**STATED EXERCISE**.
Revise the lines below by replacing every occurrence of "year-stripe" with "annual-stripe", leaving all other text unchanged.
======
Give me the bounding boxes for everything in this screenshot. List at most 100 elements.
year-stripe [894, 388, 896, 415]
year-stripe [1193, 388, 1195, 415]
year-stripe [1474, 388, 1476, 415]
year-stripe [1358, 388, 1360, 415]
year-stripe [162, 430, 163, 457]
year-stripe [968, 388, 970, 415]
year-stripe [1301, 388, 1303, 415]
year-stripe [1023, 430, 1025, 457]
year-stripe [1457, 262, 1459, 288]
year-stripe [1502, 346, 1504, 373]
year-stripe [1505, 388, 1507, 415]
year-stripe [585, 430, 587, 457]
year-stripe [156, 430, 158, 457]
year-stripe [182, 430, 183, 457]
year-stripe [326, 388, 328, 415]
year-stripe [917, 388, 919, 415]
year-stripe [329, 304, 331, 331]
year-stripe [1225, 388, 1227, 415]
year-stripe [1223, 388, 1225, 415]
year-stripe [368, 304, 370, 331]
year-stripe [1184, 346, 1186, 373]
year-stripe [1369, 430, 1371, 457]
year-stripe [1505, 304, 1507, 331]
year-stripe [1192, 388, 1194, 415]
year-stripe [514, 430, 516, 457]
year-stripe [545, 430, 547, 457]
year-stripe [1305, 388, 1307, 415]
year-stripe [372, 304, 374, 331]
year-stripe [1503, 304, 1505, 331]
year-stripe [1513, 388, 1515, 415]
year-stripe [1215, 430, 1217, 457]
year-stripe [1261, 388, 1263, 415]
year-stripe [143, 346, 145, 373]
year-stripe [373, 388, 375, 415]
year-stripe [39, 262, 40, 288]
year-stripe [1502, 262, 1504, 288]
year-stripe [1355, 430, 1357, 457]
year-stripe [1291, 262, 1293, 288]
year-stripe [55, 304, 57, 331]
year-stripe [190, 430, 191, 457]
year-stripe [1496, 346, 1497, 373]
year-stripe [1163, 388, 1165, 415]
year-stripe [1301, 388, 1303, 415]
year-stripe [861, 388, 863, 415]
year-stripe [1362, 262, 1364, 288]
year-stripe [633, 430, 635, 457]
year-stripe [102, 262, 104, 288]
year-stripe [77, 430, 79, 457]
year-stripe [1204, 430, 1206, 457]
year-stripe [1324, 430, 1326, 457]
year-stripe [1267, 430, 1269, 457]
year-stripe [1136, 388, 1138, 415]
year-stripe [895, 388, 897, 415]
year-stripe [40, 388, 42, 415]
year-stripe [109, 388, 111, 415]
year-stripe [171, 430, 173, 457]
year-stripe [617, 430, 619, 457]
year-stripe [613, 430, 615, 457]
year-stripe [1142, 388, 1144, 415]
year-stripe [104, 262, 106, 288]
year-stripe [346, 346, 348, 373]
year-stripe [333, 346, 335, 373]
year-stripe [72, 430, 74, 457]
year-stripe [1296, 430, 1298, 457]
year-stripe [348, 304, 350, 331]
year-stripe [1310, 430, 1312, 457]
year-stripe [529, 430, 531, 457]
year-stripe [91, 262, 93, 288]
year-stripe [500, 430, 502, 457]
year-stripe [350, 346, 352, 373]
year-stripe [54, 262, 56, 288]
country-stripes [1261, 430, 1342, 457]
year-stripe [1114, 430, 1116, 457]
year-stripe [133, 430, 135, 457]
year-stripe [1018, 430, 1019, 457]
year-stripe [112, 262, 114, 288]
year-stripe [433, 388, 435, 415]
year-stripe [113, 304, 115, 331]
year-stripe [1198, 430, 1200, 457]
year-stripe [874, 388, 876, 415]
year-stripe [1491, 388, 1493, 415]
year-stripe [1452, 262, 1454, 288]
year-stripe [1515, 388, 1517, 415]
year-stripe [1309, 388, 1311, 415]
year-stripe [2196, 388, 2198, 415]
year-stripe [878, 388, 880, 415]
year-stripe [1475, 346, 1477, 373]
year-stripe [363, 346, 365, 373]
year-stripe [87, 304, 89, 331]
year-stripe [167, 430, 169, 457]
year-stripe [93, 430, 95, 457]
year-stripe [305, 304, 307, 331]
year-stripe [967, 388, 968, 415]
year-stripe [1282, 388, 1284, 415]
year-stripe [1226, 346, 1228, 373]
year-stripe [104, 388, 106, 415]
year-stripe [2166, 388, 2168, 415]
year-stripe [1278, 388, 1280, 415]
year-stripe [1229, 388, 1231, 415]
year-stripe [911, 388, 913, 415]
======
**EXERCISE RESPONSE**.
Give me the bounding boxes for everything in this screenshot. List at most 100 elements.
annual-stripe [894, 388, 896, 415]
annual-stripe [1193, 388, 1195, 415]
annual-stripe [1474, 388, 1476, 415]
annual-stripe [1358, 388, 1360, 415]
annual-stripe [162, 430, 163, 457]
annual-stripe [968, 388, 970, 415]
annual-stripe [1301, 388, 1303, 415]
annual-stripe [1023, 430, 1025, 457]
annual-stripe [1457, 262, 1459, 288]
annual-stripe [1502, 346, 1504, 373]
annual-stripe [1505, 388, 1507, 415]
annual-stripe [585, 430, 587, 457]
annual-stripe [156, 430, 158, 457]
annual-stripe [182, 430, 183, 457]
annual-stripe [326, 388, 328, 415]
annual-stripe [917, 388, 919, 415]
annual-stripe [329, 304, 331, 331]
annual-stripe [1225, 388, 1227, 415]
annual-stripe [1223, 388, 1225, 415]
annual-stripe [368, 304, 370, 331]
annual-stripe [1184, 346, 1186, 373]
annual-stripe [1369, 430, 1371, 457]
annual-stripe [1505, 304, 1507, 331]
annual-stripe [1192, 388, 1194, 415]
annual-stripe [514, 430, 516, 457]
annual-stripe [545, 430, 547, 457]
annual-stripe [1305, 388, 1307, 415]
annual-stripe [372, 304, 374, 331]
annual-stripe [1503, 304, 1505, 331]
annual-stripe [1513, 388, 1515, 415]
annual-stripe [1215, 430, 1217, 457]
annual-stripe [1261, 388, 1263, 415]
annual-stripe [143, 346, 145, 373]
annual-stripe [373, 388, 375, 415]
annual-stripe [39, 262, 40, 288]
annual-stripe [1502, 262, 1504, 288]
annual-stripe [1355, 430, 1357, 457]
annual-stripe [1291, 262, 1293, 288]
annual-stripe [55, 304, 57, 331]
annual-stripe [190, 430, 191, 457]
annual-stripe [1496, 346, 1497, 373]
annual-stripe [1163, 388, 1165, 415]
annual-stripe [1301, 388, 1303, 415]
annual-stripe [861, 388, 863, 415]
annual-stripe [1362, 262, 1364, 288]
annual-stripe [633, 430, 635, 457]
annual-stripe [102, 262, 104, 288]
annual-stripe [77, 430, 79, 457]
annual-stripe [1204, 430, 1206, 457]
annual-stripe [1324, 430, 1326, 457]
annual-stripe [1267, 430, 1269, 457]
annual-stripe [1136, 388, 1138, 415]
annual-stripe [895, 388, 897, 415]
annual-stripe [40, 388, 42, 415]
annual-stripe [109, 388, 111, 415]
annual-stripe [171, 430, 173, 457]
annual-stripe [617, 430, 619, 457]
annual-stripe [613, 430, 615, 457]
annual-stripe [1142, 388, 1144, 415]
annual-stripe [104, 262, 106, 288]
annual-stripe [346, 346, 348, 373]
annual-stripe [333, 346, 335, 373]
annual-stripe [72, 430, 74, 457]
annual-stripe [1296, 430, 1298, 457]
annual-stripe [348, 304, 350, 331]
annual-stripe [1310, 430, 1312, 457]
annual-stripe [529, 430, 531, 457]
annual-stripe [91, 262, 93, 288]
annual-stripe [500, 430, 502, 457]
annual-stripe [350, 346, 352, 373]
annual-stripe [54, 262, 56, 288]
country-stripes [1261, 430, 1342, 457]
annual-stripe [1114, 430, 1116, 457]
annual-stripe [133, 430, 135, 457]
annual-stripe [1018, 430, 1019, 457]
annual-stripe [112, 262, 114, 288]
annual-stripe [433, 388, 435, 415]
annual-stripe [113, 304, 115, 331]
annual-stripe [1198, 430, 1200, 457]
annual-stripe [874, 388, 876, 415]
annual-stripe [1491, 388, 1493, 415]
annual-stripe [1452, 262, 1454, 288]
annual-stripe [1515, 388, 1517, 415]
annual-stripe [1309, 388, 1311, 415]
annual-stripe [2196, 388, 2198, 415]
annual-stripe [878, 388, 880, 415]
annual-stripe [1475, 346, 1477, 373]
annual-stripe [363, 346, 365, 373]
annual-stripe [87, 304, 89, 331]
annual-stripe [167, 430, 169, 457]
annual-stripe [93, 430, 95, 457]
annual-stripe [305, 304, 307, 331]
annual-stripe [967, 388, 968, 415]
annual-stripe [1282, 388, 1284, 415]
annual-stripe [1226, 346, 1228, 373]
annual-stripe [104, 388, 106, 415]
annual-stripe [2166, 388, 2168, 415]
annual-stripe [1278, 388, 1280, 415]
annual-stripe [1229, 388, 1231, 415]
annual-stripe [911, 388, 913, 415]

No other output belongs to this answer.